Return each line containing the string "generale".

######

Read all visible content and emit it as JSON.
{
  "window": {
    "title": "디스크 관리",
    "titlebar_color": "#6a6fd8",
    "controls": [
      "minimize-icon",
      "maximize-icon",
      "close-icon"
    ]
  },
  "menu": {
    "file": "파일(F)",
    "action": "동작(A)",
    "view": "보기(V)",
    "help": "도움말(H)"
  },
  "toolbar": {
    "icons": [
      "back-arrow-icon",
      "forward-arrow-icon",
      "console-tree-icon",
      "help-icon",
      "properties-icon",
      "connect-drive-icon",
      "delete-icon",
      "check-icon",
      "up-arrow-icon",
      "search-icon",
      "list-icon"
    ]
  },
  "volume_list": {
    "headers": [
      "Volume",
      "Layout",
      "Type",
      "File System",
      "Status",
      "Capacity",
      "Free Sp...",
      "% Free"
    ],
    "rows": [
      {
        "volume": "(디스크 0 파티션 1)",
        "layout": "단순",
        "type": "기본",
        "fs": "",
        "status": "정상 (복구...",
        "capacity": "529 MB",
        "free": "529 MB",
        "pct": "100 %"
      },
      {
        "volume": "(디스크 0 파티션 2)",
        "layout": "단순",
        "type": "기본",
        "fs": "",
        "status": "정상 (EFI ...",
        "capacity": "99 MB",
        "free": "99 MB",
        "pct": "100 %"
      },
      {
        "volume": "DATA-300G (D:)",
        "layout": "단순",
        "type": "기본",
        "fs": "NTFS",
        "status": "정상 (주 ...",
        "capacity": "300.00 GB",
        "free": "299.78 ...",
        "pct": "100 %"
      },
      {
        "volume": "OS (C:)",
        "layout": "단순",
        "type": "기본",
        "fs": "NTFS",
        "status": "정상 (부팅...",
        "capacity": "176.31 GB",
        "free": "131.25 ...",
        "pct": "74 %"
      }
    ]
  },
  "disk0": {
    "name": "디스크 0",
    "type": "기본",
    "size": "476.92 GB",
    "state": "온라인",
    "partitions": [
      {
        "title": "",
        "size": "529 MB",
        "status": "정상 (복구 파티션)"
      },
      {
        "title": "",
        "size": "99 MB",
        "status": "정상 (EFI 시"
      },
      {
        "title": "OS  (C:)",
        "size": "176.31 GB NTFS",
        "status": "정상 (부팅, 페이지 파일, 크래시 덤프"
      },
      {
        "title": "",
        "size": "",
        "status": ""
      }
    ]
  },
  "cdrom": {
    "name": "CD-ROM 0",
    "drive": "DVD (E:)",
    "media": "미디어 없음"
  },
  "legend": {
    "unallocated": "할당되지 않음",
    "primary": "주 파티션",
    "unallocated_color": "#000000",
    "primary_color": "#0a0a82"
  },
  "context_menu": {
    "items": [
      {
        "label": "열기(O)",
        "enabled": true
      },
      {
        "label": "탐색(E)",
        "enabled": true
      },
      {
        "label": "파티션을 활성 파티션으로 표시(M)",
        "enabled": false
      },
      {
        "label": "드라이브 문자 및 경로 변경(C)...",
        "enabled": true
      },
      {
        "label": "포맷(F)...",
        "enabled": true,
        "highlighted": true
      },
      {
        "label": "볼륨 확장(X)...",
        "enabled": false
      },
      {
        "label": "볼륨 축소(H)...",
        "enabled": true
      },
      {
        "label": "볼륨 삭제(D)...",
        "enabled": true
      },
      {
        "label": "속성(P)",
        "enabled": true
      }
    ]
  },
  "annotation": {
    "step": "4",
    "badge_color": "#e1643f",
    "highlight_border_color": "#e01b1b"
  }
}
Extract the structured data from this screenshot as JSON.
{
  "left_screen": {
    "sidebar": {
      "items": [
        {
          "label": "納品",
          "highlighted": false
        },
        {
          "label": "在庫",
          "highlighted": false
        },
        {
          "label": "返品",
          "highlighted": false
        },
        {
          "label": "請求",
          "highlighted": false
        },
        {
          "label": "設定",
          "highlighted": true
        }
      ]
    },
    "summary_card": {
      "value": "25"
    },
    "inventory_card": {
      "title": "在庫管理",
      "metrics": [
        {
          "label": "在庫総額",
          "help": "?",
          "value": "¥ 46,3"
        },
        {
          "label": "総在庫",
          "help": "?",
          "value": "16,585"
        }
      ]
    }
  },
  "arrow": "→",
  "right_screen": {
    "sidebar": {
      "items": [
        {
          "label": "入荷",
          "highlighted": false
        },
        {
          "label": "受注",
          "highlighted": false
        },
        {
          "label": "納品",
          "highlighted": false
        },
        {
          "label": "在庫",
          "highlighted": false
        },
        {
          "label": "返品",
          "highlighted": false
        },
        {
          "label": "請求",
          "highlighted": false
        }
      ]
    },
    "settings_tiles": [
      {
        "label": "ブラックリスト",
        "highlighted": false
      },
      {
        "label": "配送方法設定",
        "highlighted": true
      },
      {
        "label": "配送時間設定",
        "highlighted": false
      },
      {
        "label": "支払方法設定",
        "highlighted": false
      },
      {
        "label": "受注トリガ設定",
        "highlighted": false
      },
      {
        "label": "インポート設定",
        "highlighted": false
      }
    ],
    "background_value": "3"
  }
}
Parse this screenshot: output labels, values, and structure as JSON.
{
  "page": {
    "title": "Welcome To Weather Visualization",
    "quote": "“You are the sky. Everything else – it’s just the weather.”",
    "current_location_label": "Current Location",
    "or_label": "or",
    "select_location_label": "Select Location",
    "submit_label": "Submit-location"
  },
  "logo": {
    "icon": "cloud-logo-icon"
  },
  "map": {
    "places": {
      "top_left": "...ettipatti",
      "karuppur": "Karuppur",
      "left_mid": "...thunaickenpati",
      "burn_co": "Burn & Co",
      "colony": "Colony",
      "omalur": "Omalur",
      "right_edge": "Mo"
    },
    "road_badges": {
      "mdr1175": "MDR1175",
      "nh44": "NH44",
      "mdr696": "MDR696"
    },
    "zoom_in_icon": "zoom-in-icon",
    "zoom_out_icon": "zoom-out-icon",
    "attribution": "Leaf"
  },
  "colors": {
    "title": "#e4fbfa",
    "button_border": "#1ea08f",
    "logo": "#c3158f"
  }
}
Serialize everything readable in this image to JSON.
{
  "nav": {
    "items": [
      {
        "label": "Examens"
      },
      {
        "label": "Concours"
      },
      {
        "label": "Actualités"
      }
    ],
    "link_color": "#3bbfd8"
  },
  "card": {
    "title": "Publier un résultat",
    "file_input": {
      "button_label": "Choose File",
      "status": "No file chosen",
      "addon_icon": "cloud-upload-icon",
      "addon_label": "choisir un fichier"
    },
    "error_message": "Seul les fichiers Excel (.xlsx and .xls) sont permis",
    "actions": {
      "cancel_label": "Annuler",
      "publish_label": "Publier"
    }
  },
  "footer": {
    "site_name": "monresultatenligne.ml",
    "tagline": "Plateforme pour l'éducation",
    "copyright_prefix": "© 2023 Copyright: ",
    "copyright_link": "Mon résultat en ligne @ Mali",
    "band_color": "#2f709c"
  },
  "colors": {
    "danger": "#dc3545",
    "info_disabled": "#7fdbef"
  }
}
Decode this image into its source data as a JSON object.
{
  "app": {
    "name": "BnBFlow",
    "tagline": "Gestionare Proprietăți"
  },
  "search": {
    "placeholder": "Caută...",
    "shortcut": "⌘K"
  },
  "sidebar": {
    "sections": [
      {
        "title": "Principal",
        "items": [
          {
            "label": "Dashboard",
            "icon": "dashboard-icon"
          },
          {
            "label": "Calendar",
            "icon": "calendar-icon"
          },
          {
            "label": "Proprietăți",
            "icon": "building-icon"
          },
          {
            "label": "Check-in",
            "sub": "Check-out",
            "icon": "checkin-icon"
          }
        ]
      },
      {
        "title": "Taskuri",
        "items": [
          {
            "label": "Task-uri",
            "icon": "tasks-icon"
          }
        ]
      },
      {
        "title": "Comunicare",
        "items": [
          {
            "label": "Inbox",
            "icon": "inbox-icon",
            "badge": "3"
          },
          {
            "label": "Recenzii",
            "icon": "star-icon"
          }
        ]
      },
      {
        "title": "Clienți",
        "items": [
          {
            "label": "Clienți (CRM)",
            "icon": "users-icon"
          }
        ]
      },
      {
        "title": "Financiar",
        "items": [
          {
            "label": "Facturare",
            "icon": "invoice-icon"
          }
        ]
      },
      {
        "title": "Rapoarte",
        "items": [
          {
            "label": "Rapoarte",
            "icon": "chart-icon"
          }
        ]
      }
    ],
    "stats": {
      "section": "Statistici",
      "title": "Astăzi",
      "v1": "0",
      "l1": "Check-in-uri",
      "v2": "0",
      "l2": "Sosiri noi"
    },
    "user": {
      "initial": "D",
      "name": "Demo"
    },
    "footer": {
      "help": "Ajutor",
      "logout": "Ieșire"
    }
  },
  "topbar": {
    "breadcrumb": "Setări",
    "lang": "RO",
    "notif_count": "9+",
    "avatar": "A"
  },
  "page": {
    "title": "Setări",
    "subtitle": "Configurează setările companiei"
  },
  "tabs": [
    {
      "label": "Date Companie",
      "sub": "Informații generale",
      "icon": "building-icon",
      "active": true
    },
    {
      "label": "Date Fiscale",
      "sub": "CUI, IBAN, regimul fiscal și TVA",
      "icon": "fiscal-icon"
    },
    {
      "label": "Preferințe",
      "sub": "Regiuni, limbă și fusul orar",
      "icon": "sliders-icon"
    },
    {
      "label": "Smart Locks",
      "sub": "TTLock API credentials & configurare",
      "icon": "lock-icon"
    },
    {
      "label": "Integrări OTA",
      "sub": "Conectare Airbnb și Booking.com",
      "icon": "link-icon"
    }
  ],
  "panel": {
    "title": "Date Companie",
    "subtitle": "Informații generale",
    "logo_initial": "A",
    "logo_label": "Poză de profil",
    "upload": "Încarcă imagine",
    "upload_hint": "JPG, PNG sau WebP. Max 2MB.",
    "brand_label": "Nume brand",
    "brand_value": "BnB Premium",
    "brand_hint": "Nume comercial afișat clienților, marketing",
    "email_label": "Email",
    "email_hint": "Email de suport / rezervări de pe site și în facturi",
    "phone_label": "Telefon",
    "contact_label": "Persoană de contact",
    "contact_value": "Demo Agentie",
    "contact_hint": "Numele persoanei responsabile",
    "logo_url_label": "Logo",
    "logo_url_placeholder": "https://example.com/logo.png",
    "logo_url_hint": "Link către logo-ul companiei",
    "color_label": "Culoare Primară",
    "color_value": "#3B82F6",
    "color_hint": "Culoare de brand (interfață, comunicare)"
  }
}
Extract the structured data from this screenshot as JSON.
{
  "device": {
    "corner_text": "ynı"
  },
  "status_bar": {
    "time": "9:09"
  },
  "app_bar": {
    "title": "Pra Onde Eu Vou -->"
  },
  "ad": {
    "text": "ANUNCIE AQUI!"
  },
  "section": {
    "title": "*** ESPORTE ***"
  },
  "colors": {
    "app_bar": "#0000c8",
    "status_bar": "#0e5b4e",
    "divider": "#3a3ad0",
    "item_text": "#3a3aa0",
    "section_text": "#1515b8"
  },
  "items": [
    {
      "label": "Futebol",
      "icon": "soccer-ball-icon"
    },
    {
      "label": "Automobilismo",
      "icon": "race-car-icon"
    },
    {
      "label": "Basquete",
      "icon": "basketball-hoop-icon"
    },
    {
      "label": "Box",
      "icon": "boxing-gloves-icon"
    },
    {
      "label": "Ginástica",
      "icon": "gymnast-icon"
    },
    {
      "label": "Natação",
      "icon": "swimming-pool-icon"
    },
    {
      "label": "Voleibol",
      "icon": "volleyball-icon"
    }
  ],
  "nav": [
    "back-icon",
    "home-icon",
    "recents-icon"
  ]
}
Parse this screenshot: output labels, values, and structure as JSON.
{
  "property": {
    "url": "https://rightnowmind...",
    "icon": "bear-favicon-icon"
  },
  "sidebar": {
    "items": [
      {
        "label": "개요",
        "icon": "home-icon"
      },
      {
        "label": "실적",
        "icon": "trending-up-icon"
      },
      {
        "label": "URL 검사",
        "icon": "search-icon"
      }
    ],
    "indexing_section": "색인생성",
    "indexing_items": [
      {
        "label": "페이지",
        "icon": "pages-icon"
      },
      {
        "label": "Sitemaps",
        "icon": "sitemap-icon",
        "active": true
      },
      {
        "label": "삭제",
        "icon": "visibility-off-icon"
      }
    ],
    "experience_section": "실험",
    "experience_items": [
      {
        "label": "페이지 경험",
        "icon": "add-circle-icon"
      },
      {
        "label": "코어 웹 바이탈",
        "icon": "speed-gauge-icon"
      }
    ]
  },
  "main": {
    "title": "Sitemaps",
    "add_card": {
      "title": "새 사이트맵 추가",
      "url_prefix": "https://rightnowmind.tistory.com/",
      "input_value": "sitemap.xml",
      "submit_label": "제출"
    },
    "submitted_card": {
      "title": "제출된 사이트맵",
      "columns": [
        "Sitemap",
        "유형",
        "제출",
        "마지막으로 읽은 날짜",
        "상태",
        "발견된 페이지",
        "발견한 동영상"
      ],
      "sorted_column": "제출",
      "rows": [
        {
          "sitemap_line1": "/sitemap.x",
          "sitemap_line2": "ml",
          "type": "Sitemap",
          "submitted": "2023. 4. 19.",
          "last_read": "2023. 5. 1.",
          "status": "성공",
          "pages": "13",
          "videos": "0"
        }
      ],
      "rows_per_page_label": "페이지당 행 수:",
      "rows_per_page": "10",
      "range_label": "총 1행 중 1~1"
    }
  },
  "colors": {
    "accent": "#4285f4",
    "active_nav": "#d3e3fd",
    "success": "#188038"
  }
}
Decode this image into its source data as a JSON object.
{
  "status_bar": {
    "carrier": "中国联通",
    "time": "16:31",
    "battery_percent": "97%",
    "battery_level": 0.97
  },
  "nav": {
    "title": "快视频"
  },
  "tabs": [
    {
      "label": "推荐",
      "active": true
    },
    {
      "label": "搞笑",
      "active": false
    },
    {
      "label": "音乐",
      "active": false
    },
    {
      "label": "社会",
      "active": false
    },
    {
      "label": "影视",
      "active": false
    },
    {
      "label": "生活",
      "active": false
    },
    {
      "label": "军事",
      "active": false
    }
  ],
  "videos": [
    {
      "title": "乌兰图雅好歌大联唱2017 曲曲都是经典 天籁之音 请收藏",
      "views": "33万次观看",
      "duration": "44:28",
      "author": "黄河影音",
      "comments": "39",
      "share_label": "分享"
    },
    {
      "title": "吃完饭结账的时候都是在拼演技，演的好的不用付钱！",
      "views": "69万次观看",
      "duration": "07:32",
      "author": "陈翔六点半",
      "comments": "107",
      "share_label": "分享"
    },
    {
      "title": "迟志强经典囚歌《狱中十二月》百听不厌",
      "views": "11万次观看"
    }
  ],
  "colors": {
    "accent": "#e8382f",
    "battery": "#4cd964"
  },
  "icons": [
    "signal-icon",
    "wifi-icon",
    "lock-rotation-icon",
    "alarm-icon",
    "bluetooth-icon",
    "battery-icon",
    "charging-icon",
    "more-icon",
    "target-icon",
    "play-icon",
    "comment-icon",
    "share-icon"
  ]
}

######

● THE SOLUTION
      "sub": "Informații generale",
    "subtitle": "Informații generale",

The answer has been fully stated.